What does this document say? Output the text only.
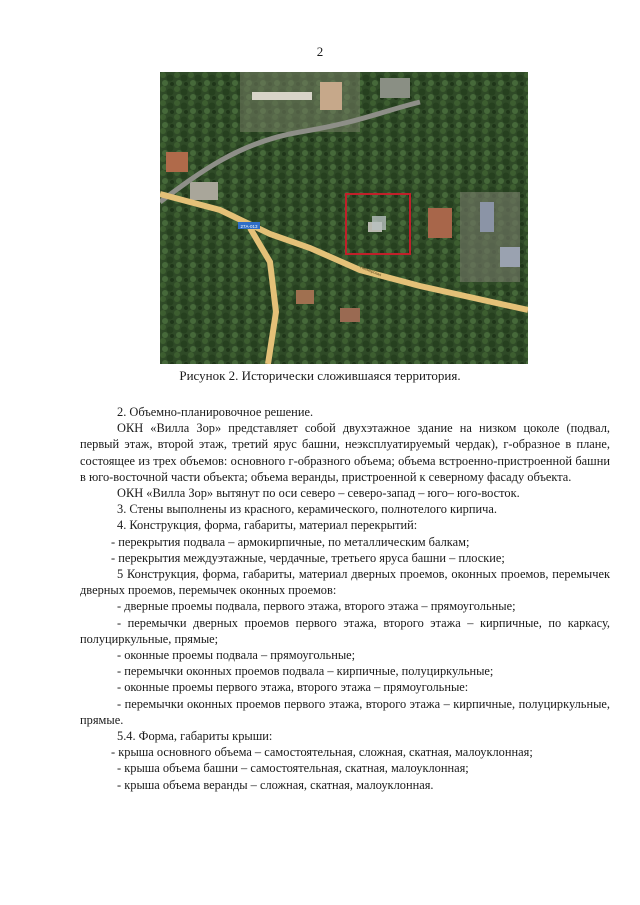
2
27А-013
Пионерская
Рисунок 2. Исторически сложившаяся территория.

2. Объемно-планировочное решение.

ОКН «Вилла Зор» представляет собой двухэтажное здание на низком цоколе (подвал, первый этаж, второй этаж, третий ярус башни, неэксплуатируемый чердак), г-образное в плане, состоящее из трех объемов: основного г-образного объема; объема встроенно-пристроенной башни в юго-восточной части объекта; объема веранды, пристроенной к северному фасаду объекта.

ОКН «Вилла Зор» вытянут по оси северо – северо-запад – юго– юго-восток.

3. Стены выполнены из красного, керамического, полнотелого кирпича.

4. Конструкция, форма, габариты, материал перекрытий:

- перекрытия подвала – армокирпичные, по металлическим балкам;

- перекрытия междуэтажные, чердачные, третьего яруса башни – плоские;

5 Конструкция, форма, габариты, материал дверных проемов, оконных проемов, перемычек дверных проемов, перемычек оконных проемов:

- дверные проемы подвала, первого этажа, второго этажа – прямоугольные;

- перемычки дверных проемов первого этажа, второго этажа – кирпичные, по каркасу, полуциркульные, прямые;

- оконные проемы подвала – прямоугольные;

- перемычки оконных проемов подвала – кирпичные, полуциркульные;

- оконные проемы первого этажа, второго этажа – прямоугольные:

- перемычки оконных проемов первого этажа, второго этажа – кирпичные, полуциркульные, прямые.

5.4. Форма, габариты крыши:

- крыша основного объема – самостоятельная, сложная, скатная, малоуклонная;

- крыша объема башни – самостоятельная, скатная, малоуклонная;

- крыша объема веранды – сложная, скатная, малоуклонная.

────

Report how many lines in the data contain the word "габариты", with no words besides the number.

3